--- Start SUPPLIED RECORDS ---

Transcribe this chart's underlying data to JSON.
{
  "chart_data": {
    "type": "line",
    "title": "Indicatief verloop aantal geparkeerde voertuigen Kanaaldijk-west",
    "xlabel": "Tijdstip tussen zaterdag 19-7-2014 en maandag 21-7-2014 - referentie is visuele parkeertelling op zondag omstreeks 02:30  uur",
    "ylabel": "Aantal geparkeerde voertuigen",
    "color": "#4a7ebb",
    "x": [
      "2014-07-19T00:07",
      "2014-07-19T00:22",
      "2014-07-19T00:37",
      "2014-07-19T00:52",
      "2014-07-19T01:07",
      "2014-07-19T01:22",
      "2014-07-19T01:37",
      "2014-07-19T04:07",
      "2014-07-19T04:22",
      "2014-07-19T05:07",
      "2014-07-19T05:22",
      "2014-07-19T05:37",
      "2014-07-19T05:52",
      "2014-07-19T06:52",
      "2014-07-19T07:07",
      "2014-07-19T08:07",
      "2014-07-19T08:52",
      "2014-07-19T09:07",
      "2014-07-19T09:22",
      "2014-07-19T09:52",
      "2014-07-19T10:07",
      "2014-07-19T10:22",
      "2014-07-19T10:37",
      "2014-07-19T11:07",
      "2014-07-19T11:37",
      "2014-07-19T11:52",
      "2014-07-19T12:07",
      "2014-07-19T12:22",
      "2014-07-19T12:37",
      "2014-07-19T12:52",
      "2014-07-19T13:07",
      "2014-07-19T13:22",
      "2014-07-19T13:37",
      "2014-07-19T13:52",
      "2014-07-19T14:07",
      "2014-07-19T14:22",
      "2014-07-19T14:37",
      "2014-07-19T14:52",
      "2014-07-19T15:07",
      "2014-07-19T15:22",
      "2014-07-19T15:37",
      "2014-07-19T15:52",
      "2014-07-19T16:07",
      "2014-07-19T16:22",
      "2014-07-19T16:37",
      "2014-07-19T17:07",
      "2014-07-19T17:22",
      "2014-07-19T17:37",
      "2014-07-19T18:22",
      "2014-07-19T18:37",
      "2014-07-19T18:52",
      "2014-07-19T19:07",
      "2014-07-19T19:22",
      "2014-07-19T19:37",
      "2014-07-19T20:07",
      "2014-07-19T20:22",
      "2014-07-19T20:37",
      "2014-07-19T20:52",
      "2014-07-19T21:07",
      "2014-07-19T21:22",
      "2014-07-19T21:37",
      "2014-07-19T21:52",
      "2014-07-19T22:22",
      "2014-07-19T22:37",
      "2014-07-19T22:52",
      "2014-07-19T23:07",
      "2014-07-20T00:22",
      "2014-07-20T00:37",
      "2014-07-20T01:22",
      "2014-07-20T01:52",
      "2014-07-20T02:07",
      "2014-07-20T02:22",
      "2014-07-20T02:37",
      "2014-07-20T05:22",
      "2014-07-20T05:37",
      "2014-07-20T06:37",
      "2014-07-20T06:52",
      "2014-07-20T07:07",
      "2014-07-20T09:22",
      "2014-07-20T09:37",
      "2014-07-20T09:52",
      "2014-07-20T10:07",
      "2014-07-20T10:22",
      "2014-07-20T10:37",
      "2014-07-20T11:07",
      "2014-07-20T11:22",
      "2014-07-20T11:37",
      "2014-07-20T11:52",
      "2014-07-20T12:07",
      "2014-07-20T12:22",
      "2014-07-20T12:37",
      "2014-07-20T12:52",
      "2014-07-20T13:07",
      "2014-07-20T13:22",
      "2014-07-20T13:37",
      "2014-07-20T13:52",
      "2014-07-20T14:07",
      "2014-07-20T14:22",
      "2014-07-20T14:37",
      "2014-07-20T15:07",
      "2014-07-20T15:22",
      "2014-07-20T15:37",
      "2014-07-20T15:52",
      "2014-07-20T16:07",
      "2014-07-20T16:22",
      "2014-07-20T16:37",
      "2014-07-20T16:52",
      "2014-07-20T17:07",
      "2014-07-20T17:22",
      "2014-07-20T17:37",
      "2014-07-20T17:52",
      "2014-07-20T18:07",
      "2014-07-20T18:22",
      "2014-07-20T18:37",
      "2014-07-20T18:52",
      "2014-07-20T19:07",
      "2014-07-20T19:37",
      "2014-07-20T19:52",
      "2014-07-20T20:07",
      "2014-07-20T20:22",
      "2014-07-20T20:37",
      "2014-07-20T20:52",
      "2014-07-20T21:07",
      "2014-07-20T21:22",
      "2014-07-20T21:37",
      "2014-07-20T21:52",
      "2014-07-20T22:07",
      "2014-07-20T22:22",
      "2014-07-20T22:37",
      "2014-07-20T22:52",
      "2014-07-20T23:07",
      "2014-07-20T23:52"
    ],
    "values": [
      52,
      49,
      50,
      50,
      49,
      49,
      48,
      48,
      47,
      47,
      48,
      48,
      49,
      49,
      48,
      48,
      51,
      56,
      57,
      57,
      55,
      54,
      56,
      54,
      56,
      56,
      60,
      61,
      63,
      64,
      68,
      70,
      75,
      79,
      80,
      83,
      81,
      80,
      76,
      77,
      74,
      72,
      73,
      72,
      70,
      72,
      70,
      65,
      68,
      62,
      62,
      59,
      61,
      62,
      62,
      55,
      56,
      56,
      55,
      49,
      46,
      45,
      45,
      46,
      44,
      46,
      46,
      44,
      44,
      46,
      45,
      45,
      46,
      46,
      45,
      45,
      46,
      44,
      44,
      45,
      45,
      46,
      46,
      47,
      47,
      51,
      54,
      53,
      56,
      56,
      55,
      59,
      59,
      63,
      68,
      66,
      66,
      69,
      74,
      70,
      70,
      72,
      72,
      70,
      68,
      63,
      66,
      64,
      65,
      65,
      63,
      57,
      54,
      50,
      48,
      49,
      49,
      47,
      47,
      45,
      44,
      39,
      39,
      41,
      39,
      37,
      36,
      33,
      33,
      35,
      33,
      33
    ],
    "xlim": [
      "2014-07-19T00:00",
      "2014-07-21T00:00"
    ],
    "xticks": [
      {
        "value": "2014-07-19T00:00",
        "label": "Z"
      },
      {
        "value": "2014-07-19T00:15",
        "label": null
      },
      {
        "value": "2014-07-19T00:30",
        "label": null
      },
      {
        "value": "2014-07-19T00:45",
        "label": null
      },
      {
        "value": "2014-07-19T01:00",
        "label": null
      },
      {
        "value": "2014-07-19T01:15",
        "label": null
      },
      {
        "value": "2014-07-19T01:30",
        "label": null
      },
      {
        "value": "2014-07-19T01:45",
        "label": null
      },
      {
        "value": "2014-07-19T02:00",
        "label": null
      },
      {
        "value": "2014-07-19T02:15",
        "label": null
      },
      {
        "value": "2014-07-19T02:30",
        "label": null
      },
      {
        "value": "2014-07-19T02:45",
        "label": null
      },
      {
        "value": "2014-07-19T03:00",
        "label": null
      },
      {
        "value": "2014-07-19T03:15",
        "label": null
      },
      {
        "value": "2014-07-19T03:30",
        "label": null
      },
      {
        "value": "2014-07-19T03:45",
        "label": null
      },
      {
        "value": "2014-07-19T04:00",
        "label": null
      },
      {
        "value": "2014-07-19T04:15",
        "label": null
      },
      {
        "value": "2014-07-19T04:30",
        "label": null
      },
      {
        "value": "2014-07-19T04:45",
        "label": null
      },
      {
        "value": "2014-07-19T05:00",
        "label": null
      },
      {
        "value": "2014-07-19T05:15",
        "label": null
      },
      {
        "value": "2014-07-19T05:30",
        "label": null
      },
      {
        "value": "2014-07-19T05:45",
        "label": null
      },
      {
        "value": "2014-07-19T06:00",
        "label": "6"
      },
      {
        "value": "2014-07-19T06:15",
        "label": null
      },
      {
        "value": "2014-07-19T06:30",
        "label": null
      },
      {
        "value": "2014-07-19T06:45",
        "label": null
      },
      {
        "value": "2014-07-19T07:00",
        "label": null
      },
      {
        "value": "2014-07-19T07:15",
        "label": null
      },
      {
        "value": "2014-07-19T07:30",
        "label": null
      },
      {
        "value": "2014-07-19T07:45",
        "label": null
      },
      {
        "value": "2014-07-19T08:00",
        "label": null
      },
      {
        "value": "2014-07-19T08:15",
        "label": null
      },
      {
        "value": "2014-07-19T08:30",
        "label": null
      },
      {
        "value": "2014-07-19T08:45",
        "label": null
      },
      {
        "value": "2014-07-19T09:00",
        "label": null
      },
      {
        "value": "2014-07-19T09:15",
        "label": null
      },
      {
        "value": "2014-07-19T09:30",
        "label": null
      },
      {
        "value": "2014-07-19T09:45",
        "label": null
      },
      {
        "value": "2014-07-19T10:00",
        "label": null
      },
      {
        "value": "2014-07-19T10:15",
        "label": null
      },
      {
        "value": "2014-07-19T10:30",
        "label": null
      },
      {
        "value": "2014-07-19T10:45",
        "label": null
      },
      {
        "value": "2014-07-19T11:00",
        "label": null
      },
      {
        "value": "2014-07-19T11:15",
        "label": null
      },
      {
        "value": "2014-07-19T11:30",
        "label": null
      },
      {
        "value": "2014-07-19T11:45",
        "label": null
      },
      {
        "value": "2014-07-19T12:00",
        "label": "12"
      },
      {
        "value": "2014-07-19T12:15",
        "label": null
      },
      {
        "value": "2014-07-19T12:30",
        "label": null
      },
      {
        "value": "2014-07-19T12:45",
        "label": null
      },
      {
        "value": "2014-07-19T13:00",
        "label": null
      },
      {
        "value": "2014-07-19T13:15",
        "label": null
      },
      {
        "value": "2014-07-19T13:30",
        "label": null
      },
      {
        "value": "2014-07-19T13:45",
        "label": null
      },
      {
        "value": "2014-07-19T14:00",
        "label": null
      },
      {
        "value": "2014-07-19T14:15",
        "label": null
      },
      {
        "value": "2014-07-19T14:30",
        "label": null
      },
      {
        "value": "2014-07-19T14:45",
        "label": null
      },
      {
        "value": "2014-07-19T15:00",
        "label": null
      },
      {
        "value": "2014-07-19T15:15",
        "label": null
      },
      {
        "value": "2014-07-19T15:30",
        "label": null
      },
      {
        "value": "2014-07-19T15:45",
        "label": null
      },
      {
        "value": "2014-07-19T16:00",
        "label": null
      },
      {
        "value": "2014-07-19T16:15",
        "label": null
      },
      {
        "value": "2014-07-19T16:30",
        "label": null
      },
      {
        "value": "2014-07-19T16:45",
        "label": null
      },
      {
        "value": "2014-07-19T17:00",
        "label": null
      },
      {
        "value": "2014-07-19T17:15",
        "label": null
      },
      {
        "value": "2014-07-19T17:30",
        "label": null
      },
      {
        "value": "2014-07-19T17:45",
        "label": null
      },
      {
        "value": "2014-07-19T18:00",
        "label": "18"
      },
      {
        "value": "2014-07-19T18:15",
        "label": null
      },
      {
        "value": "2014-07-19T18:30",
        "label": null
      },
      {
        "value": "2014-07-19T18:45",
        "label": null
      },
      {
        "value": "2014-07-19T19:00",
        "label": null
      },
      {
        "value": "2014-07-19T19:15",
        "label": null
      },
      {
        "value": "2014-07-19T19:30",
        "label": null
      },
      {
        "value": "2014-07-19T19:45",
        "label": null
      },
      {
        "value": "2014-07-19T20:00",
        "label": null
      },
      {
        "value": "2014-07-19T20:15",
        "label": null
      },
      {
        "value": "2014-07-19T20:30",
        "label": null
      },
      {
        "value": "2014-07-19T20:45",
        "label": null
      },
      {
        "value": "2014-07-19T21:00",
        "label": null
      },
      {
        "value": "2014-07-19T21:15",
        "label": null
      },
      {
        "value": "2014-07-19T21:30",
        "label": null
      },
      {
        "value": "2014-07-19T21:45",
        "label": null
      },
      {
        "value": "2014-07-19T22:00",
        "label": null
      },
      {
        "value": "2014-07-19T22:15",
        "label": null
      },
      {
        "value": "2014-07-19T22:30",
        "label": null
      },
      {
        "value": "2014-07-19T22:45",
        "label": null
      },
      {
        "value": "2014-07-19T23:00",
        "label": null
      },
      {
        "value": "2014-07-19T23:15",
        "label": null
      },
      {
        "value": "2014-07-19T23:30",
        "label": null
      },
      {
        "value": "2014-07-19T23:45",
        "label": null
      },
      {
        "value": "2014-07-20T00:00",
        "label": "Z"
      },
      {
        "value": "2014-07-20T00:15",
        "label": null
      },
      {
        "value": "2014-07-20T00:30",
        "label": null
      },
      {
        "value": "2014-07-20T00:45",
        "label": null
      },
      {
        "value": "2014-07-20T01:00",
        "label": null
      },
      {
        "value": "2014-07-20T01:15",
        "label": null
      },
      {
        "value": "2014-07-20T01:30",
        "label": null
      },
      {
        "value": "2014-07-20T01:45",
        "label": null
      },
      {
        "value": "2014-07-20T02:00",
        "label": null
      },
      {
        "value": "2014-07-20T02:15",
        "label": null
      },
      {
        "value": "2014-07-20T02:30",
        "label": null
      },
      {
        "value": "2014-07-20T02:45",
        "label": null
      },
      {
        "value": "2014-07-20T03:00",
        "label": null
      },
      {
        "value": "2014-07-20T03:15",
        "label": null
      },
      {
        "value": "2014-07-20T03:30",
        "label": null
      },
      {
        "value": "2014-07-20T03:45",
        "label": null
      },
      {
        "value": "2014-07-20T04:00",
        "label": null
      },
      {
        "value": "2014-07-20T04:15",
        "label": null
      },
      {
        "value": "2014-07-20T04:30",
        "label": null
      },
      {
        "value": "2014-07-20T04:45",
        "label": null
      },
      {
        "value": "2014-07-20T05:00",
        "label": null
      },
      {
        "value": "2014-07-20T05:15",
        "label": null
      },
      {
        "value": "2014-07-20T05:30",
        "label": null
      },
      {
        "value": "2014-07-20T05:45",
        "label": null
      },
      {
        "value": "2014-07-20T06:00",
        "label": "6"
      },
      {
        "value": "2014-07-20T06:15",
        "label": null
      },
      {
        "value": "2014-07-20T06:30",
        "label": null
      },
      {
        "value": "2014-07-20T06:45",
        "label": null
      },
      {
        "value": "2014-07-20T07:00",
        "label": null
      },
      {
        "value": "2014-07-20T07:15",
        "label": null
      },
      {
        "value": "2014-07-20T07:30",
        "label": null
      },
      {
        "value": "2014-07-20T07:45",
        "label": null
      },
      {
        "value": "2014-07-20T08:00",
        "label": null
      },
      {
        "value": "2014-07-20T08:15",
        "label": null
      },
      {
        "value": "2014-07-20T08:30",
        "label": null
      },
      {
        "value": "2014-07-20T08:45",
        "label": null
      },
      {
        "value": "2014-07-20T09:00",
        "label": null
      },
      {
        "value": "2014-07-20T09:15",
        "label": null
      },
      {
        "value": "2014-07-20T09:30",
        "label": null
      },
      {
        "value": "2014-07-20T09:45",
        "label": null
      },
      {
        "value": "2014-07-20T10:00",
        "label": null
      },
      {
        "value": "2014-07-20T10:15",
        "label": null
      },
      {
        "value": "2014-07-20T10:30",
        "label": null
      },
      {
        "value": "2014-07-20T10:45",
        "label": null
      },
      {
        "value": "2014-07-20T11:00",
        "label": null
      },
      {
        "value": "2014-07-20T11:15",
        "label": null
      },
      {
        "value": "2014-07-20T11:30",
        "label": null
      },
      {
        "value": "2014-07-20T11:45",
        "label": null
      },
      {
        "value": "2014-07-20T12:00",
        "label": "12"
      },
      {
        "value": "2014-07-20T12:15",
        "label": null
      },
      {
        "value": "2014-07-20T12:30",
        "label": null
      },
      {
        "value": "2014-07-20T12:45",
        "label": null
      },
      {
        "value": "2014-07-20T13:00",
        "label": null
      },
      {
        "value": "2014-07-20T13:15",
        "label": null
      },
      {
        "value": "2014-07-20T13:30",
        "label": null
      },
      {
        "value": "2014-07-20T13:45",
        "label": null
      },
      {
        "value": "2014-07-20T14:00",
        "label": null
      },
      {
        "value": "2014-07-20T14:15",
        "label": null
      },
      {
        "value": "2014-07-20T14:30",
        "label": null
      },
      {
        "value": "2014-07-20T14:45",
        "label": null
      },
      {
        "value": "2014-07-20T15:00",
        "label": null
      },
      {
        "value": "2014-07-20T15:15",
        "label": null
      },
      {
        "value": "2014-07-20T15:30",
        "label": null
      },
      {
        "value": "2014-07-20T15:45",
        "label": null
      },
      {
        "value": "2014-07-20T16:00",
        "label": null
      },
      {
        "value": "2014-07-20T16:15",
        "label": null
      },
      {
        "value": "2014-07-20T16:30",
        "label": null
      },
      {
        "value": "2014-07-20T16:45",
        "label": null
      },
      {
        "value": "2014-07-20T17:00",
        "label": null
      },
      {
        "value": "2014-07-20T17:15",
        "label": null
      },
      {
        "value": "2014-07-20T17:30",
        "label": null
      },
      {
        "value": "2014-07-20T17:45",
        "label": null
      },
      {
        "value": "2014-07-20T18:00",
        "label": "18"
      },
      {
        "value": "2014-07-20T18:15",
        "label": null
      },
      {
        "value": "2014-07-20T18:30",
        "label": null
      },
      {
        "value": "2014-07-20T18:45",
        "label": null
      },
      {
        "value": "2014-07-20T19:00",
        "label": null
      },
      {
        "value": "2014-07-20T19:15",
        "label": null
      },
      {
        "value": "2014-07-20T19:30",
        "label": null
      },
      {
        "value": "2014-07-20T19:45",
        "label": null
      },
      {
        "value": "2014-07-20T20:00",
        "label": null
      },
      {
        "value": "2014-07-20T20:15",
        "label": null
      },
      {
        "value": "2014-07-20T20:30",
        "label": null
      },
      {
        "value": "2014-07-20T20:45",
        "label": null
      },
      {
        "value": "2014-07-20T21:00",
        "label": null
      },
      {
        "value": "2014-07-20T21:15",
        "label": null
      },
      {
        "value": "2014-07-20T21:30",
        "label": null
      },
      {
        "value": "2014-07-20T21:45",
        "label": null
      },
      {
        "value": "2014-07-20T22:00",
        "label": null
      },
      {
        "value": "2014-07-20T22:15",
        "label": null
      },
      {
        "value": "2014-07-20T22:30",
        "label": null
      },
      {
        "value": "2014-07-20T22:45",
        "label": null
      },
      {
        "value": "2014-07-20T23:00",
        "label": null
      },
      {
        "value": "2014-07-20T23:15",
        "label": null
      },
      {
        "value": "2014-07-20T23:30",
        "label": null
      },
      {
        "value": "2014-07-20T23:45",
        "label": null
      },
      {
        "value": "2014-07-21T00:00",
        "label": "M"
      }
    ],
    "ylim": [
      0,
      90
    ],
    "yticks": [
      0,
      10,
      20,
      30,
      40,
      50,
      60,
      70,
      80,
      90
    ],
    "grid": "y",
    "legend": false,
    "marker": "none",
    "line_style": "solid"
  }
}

--- End SUPPLIED RECORDS ---

## OBJECTIVE:
List each line of the records that holds the string "geparkeerde".

## ANSWER TO THIS TASK:
    "title": "Indicatief verloop aantal geparkeerde voertuigen Kanaaldijk-west",
    "ylabel": "Aantal geparkeerde voertuigen",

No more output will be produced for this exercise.